● Entries supplied:
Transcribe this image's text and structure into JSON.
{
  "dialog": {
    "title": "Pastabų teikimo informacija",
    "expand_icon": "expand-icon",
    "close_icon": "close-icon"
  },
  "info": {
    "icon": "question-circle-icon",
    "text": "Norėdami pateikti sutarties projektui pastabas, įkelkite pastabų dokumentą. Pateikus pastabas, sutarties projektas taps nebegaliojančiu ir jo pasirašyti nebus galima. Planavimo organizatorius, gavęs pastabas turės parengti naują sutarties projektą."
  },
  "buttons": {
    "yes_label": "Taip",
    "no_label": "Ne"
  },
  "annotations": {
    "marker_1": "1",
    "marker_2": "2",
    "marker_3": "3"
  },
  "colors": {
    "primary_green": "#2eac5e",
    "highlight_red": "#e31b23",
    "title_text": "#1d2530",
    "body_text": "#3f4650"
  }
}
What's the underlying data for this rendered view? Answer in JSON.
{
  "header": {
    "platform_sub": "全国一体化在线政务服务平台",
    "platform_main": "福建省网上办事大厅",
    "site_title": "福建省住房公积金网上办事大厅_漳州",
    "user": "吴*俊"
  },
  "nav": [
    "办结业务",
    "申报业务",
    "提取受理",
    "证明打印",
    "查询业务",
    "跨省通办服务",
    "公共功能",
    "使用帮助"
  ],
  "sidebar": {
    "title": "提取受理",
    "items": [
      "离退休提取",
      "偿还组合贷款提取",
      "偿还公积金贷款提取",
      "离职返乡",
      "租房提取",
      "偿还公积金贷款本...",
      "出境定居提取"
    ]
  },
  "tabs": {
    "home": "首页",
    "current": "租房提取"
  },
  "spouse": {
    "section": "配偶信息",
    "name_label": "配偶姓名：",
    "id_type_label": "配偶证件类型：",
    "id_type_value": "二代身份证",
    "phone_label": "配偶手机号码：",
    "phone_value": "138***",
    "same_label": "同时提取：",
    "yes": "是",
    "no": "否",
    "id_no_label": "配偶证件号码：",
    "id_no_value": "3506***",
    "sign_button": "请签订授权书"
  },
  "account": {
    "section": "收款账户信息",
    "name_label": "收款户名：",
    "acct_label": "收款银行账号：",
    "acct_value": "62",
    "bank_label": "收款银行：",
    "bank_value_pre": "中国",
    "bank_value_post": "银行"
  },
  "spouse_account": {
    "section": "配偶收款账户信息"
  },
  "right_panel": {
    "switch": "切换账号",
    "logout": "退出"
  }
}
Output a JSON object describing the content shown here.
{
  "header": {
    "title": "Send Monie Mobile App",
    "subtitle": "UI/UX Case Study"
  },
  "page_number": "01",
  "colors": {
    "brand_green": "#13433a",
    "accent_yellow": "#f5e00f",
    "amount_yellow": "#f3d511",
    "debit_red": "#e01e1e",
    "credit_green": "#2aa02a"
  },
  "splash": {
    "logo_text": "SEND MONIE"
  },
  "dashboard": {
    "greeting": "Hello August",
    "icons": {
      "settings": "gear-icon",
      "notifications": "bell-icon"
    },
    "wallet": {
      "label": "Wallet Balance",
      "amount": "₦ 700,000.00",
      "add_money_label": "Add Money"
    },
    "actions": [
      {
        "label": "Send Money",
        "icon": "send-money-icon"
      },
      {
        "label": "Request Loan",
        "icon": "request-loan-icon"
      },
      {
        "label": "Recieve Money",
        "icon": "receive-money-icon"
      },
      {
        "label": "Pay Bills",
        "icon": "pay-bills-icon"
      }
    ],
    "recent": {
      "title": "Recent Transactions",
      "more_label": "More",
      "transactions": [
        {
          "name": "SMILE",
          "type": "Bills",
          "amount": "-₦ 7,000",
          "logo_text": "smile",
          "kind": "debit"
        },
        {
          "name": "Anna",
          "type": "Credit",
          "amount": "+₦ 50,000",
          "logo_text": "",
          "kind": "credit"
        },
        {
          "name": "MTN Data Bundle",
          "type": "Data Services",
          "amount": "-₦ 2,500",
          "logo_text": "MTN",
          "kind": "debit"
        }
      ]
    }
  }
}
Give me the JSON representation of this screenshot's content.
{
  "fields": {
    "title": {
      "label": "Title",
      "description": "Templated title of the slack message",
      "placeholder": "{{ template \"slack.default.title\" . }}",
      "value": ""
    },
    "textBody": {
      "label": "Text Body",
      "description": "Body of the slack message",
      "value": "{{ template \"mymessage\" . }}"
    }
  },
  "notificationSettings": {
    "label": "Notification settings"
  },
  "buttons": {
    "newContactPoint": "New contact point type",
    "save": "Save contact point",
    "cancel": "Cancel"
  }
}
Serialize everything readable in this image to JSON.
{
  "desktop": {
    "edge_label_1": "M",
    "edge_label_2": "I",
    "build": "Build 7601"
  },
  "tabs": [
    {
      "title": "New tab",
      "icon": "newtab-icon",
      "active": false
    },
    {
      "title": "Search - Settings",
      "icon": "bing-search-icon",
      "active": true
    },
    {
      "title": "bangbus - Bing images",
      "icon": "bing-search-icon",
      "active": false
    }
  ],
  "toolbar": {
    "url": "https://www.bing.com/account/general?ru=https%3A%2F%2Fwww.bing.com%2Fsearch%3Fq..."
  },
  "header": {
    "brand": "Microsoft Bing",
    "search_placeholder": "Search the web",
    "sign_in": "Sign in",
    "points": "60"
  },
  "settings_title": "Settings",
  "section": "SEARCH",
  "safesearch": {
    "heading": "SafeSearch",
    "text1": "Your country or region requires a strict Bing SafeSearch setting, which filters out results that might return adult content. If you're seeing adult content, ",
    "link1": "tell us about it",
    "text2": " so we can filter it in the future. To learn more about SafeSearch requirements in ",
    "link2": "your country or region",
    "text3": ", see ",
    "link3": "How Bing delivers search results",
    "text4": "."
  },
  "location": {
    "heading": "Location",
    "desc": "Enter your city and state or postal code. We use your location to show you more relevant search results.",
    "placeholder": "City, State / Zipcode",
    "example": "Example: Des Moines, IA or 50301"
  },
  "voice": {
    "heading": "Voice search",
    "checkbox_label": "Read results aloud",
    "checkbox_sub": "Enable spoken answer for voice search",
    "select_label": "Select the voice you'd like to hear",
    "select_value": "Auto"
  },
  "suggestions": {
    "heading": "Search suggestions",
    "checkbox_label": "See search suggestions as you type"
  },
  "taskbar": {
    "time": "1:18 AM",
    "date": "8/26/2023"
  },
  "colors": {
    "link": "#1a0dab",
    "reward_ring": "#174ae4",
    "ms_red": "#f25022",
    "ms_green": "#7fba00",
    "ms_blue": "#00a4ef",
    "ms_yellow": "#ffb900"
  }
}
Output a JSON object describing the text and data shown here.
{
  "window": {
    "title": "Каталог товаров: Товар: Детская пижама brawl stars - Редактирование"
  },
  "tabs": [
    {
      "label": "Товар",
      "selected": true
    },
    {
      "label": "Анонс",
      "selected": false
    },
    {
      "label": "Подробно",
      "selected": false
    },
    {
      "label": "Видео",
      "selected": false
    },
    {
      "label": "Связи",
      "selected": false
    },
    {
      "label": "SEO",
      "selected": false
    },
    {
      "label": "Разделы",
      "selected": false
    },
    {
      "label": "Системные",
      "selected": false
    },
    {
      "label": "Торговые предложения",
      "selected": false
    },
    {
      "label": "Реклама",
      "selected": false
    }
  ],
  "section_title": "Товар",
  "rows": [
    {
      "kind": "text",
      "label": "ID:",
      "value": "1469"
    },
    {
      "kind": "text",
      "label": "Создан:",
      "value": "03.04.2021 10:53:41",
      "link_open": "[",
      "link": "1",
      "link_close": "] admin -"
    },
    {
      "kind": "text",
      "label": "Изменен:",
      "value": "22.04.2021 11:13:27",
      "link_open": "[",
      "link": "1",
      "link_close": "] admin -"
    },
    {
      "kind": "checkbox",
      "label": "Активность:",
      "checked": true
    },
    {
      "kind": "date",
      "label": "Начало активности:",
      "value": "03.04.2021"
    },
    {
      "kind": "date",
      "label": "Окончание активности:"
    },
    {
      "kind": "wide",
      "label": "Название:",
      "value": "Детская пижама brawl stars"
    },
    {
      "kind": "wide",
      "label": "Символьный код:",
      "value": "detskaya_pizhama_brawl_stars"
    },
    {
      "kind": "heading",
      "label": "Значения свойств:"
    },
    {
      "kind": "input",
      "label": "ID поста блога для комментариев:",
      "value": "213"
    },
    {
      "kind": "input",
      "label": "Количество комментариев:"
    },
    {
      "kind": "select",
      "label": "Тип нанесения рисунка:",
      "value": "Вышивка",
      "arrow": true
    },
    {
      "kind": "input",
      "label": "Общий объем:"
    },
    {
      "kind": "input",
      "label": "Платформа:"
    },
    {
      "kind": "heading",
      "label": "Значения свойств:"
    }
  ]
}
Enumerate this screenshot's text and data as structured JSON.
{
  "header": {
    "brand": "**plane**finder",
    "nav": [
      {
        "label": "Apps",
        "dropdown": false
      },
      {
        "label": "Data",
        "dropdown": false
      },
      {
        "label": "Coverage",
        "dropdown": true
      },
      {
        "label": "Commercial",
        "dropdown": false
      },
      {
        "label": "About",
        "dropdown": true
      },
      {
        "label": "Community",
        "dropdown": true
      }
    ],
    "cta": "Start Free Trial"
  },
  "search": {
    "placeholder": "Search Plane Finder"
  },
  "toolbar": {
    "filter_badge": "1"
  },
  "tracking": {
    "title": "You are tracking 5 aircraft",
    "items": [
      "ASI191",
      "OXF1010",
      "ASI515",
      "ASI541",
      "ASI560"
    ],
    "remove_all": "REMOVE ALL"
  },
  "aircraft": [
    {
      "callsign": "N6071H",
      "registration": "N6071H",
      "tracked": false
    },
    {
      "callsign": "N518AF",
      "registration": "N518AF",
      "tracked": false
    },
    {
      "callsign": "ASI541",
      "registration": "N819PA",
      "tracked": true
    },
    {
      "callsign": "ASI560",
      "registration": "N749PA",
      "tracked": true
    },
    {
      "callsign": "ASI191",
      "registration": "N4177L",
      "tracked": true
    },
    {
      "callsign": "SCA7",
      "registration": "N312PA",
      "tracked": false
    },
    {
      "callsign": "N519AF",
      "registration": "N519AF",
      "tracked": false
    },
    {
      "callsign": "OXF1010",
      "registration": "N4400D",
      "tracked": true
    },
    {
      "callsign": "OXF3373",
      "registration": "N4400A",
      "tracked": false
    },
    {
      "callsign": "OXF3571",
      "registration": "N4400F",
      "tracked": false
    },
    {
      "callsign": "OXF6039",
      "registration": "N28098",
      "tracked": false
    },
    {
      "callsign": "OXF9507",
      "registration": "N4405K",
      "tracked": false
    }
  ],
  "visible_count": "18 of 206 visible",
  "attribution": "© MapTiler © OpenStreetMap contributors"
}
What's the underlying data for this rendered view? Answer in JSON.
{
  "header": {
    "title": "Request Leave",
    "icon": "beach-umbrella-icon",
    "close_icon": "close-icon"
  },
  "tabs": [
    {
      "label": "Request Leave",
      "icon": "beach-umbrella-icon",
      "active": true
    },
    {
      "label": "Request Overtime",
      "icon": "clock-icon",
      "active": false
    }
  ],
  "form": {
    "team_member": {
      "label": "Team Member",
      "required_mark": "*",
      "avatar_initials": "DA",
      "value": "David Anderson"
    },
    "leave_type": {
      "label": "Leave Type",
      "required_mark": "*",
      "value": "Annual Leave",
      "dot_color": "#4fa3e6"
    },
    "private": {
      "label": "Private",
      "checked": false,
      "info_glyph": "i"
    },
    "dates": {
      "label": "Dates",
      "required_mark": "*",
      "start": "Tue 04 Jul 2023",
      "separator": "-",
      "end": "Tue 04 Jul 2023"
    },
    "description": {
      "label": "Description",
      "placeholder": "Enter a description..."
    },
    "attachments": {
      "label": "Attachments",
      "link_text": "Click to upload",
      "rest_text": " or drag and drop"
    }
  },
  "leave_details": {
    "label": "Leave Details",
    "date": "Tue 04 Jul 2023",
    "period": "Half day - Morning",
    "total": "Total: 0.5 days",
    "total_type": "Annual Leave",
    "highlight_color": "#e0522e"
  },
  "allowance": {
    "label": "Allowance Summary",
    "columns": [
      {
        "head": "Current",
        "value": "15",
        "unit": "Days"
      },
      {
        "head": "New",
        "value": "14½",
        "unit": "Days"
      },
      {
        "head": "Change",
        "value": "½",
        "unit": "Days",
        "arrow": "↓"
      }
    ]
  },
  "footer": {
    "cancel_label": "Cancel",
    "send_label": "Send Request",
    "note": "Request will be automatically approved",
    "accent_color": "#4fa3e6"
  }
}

● Written instruction: Spot every line that holds "results" and copy it.

● Task output:
    "text1": "Your country or region requires a strict Bing SafeSearch setting, which filters out results that might return adult content. If you're seeing adult content, ",
    "link3": "How Bing delivers search results",
    "desc": "Enter your city and state or postal code. We use your location to show you more relevant search results.",
    "checkbox_label": "Read results aloud",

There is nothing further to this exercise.